__页面摘录__:
• • • •
流程
- 创建项目
- 到pom.xml文件中
看spark版本多少, 还有scala版本
<properties>
<maven.compiler.source>8</maven.compiler.source>
<maven.compiler.target>8</maven.compiler.target>
</properties>
<dependencies>
<!-- https://mvnrepository.com/artifact/org.apache.spark/spark-core -->
<dependency>
<groupId>org.apache.spark</groupId>
<artifactId>spark-core_2.13</artifactId>
<version>3.2.1</version>
</dependency>
<!-- https://mvnrepository.com/artifact/org.apache.spark/spark-yarn -->
<dependency>
<groupId>org.apache.spark</groupId>
<artifactId>spark-yarn_2.13</artifactId>
<version>3.2.1</version>
<scope>provided</scope>
</dependency>
<!-- https://mvnrepository.com/artifact/org.apache.spark/spark-sql -->
<dependency>
<groupId>org.apache.spark</groupId>
<artifactId>spark-sql_2.13</artifactId>
<version>3.2.1</version>
<scope>provided</scope>
</dependency>
<!-- https://mvnrepository.com/artifact/mysql/mysql-connector-java -->
<dependency>
<groupId>mysql</groupId>
<artifactId>mysql-connector-java</artifactId>
<version>8.0.28</version>
</dependency>
<!-- https://mvnrepository.com/artifact/org.apache.spark/spark-hive -->
<dependency>
<groupId>org.apache.spark</groupId>
<artifactId>spark-hive_2.13</artifactId>
<version>3.2.1</version>
<scope>provided</scope>
</dependency>
<!-- https://mvnrepository.com/artifact/org.apache.hive/hive-exec -->
<dependency>
<groupId>org.apache.hive</groupId>
<artifactId>hive-exec</artifactId>
<version>3.1.2</version>
</dependency>
<!-- https://mvnrepository.com/artifact/org.apache.spark/spark-streaming -->
<dependency>
<groupId>org.apache.spark</groupId>
<artifactId>spark-streaming_2.13</artifactId>
<version>3.2.1</version>
<scope>provided</scope>
</dependency>
<!-- https://mvnrepository.com/artifact/org.apache.spark/spark-streaming-kafka -->
<dependency>
<groupId>org.apache.spark</groupId>
<artifactId>spark-streaming-kafka_2.11</artifactId>
<version>1.6.3</version>
</dependency>
<!-- https://mvnrepository.com/artifact/com.fasterxml.jackson.core/jackson-core -->
<dependency>
<groupId>com.fasterxml.jackson.core</groupId>
<artifactId>jackson-core</artifactId>
<version>2.13.2</version>
</dependency>
<!-- https://mvnrepository.com/artifact/com.alibaba/druid -->
<dependency>
<groupId>com.alibaba</groupId>
<artifactId>druid</artifactId>
<version>1.2.8</version>
</dependency>
</dependencies>
<build>
<plugins>
<plugin>
<!-- 该插件用于将 Scala 代码编译成 class 文件 -->
<!-- https://mvnrepository.com/artifact/net.alchim31.maven/scala-maven-plugin -->
<groupId>net.alchim31.maven</groupId>
<artifactId>scala-maven-plugin</artifactId>
<version>4.5.6</version>
<executions>
<execution>
<!-- 将声明绑定到maven的compile阶段 -->
<goals>
<goal>testCompile</goal>
</goals>
</execution>
</executions>
</plugin>
<plugin>
<groupId>org.apache.maven.plugins</groupId>
<artifactId>maven-assembly-plugin</artifactId>
<version>3.3.0</version>
<configuration>
<descriptorRefs>
<descriptorRef>jar-with-dependencies</descriptorRef>
</descriptorRefs>
</configuration>
<executions>
<execution>
<id>make-assembly</id>
<phase>package</phase>
<goals>
<goal>single</goal>
</goals>
</execution>
</executions>
</plugin>
</plugins>
</build>
如果是子模块的话, 需要添加scala的支持
- 创建scala类
import org.apache.spark.SparkContext //一切任务的起源,所有计算的开头
import org.apache.spark.SparkConf //spark的配置信息,相当于mr当中的那个conf,他会覆盖掉默认的配置文件(如果你进行了配置),他的主要作用,app的名字,设置运行时本地模式还是集群模式
- 写代码(参考官方文档)
• • • •
__要做的事__:
a) 按照这份Spark项目搭建说明，如果是子模块，需要另外添加什么？
b) 接着这份Spark项目搭建说明的最后一行往下续写。
后面的列表跟这里的题都没有关系。
• • • •
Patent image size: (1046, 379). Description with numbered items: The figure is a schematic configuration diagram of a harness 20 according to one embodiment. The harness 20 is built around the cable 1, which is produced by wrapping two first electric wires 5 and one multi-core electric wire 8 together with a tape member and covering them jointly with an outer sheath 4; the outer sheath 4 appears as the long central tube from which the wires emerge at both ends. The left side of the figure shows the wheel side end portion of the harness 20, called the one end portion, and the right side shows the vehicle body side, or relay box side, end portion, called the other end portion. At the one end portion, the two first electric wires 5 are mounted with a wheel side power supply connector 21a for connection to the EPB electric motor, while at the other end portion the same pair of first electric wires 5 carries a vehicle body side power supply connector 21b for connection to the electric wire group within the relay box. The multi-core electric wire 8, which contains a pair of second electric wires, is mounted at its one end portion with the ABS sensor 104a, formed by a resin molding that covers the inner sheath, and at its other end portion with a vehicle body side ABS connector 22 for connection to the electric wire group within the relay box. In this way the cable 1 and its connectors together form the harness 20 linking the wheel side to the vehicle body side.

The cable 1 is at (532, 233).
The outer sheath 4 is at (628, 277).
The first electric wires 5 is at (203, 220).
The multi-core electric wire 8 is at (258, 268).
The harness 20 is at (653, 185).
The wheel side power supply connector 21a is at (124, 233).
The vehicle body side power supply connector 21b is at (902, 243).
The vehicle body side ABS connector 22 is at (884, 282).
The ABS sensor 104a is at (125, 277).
• • • •
__练习答案__:
a) 需要添加scala的支持。

b)
如果是在windows上运行,设置setMaster(‘local[n]’)
如果是线上运行,把setMaster(‘local[n]’)去掉,或者setMaster(‘spark://master’)(不建议,因为写死了)
注意两个关键词:transformation,actionspark中saveAsTextFile如何最终生成一个文件
在默认textfile中,如果从hdfs中读取文件,源码中默认的分区数是2,如果想改变分区数,可以在textfile中设置第二个参数”分区数”
一般而言.saveAsTextFile会按照执行task的多少生成多少个文件,比如part-00000一直到part-0000n,n自然就是task的个数,也就是最后的stage的分区数
在RDD上调用coalesce(1, true).saveAsTextFile(),意味着做完计算之后将数据汇集到一个分区,然后再执行保存的动作.显然,一个分区,spark自然只起一个task来执行保存的动作.也就只有一个文件产生了,又或者可以调用repartition(1),它其实是coalesce的一个包装,默认第二个参数为true.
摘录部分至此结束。